- [Description of the task]: Lines holding the string "values" are the ones to copy from this listing.

[begin Recorded information]

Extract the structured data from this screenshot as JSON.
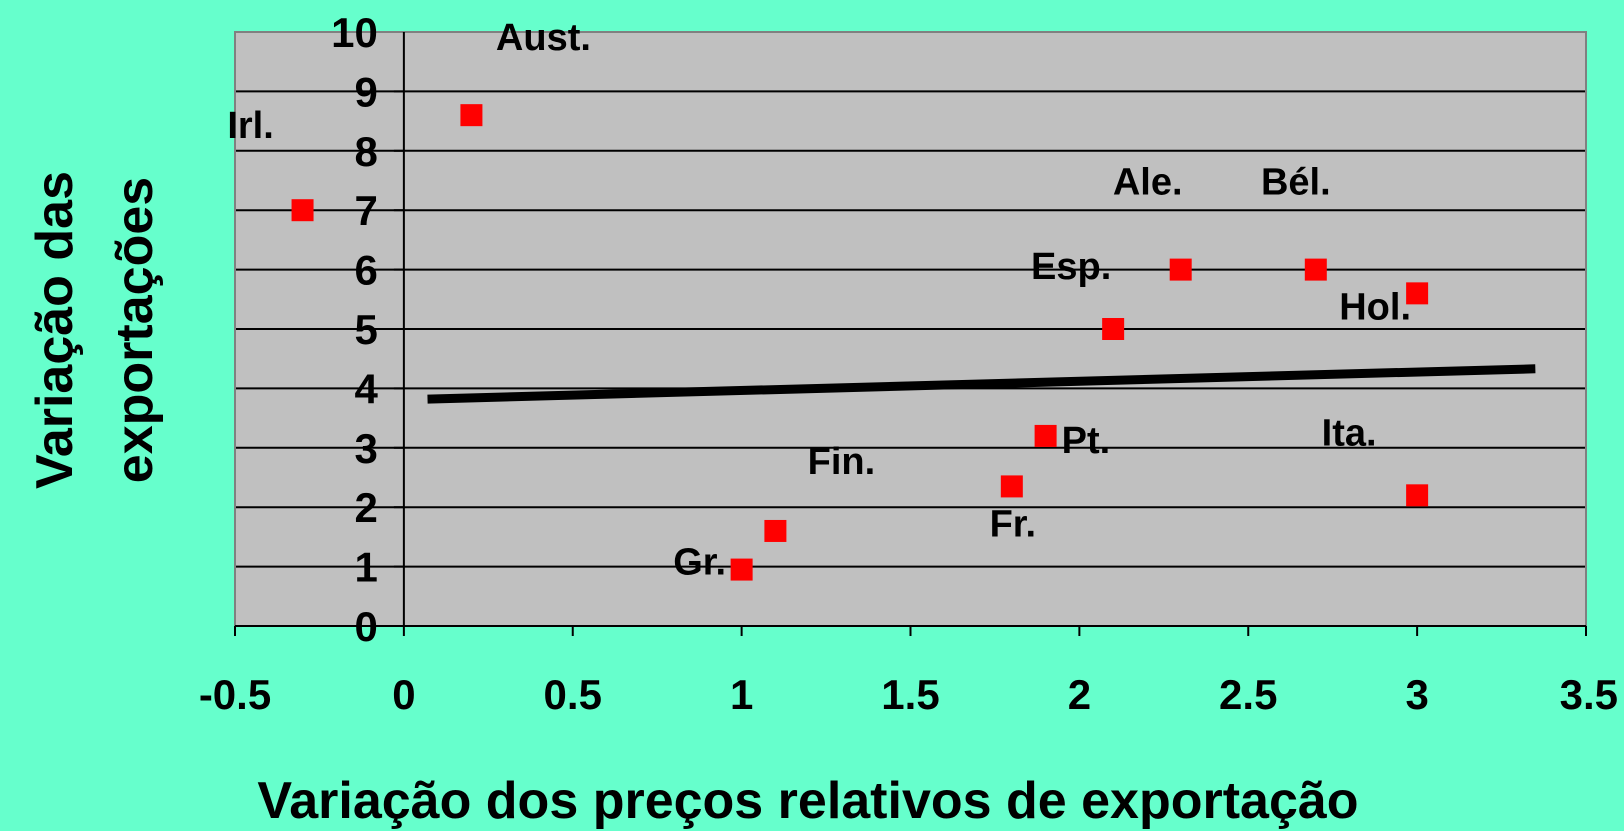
{
  "chart_data": {
    "type": "scatter",
    "xlabel": "Variação dos preços relativos de exportação",
    "ylabel_lines": [
      "Variação das",
      "exportações"
    ],
    "xlim": [
      -0.5,
      3.5
    ],
    "ylim": [
      0,
      10
    ],
    "x_ticks": [
      "-0.5",
      "0",
      "0.5",
      "1",
      "1.5",
      "2",
      "2.5",
      "3",
      "3.5"
    ],
    "y_ticks": [
      "0",
      "1",
      "2",
      "3",
      "4",
      "5",
      "6",
      "7",
      "8",
      "9",
      "10"
    ],
    "grid": "horizontal",
    "colors": {
      "background": "#66ffcc",
      "plot_area": "#c0c0c0",
      "marker": "#ff0000",
      "trendline": "#000000"
    },
    "points": [
      {
        "label": "Irl.",
        "x": -0.3,
        "y": 7.0
      },
      {
        "label": "Aust.",
        "x": 0.2,
        "y": 8.6
      },
      {
        "label": "Gr.",
        "x": 1.0,
        "y": 0.95
      },
      {
        "label": "Fin.",
        "x": 1.1,
        "y": 1.6
      },
      {
        "label": "Fr.",
        "x": 1.8,
        "y": 2.35
      },
      {
        "label": "Pt.",
        "x": 1.9,
        "y": 3.2
      },
      {
        "label": "Esp.",
        "x": 2.1,
        "y": 5.0
      },
      {
        "label": "Ale.",
        "x": 2.3,
        "y": 6.0
      },
      {
        "label": "Bél.",
        "x": 2.7,
        "y": 6.0
      },
      {
        "label": "Hol.",
        "x": 3.0,
        "y": 5.6
      },
      {
        "label": "Ita.",
        "x": 3.0,
        "y": 2.2
      }
    ],
    "trendline": {
      "x": [
        0.07,
        3.35
      ],
      "y": [
        3.82,
        4.33
      ]
    }
  }
}
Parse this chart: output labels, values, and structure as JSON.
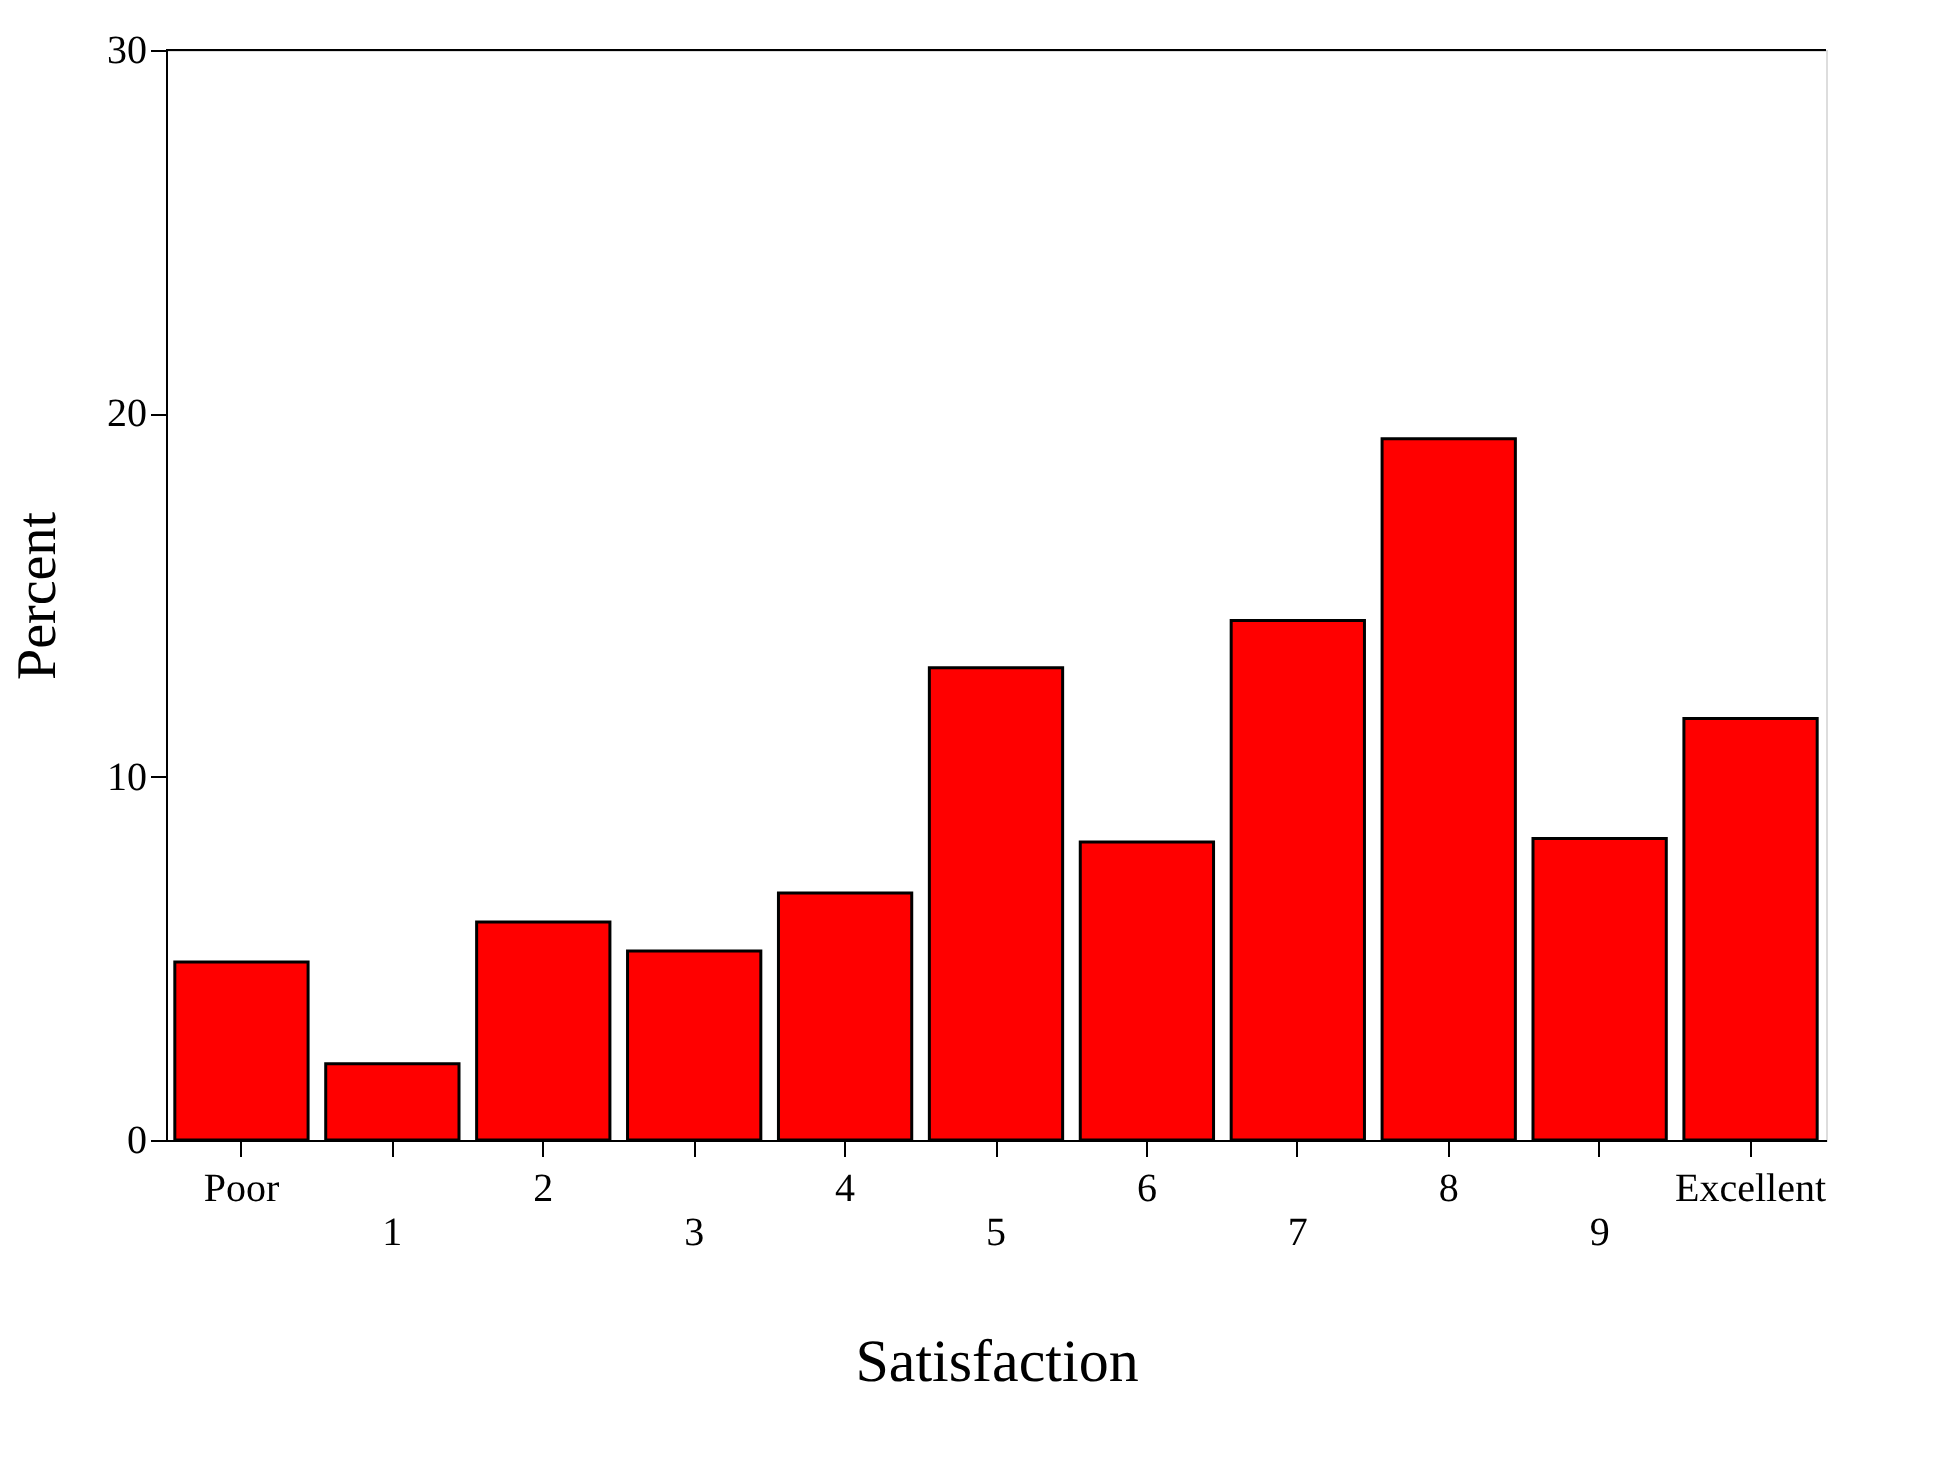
{
  "chart_data": {
    "type": "bar",
    "xlabel": "Satisfaction",
    "ylabel": "Percent",
    "categories": [
      "Poor",
      "1",
      "2",
      "3",
      "4",
      "5",
      "6",
      "7",
      "8",
      "9",
      "Excellent"
    ],
    "values": [
      4.9,
      2.1,
      6.0,
      5.2,
      6.8,
      13.0,
      8.2,
      14.3,
      19.3,
      8.3,
      11.6
    ],
    "color": "#ff0000",
    "ylim": [
      0,
      30
    ],
    "yticks": [
      0,
      10,
      20,
      30
    ],
    "grid": false
  }
}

[end Recorded information]

- [Solved problem]:
Parse this chart: output labels, values, and structure as JSON.
    "values": [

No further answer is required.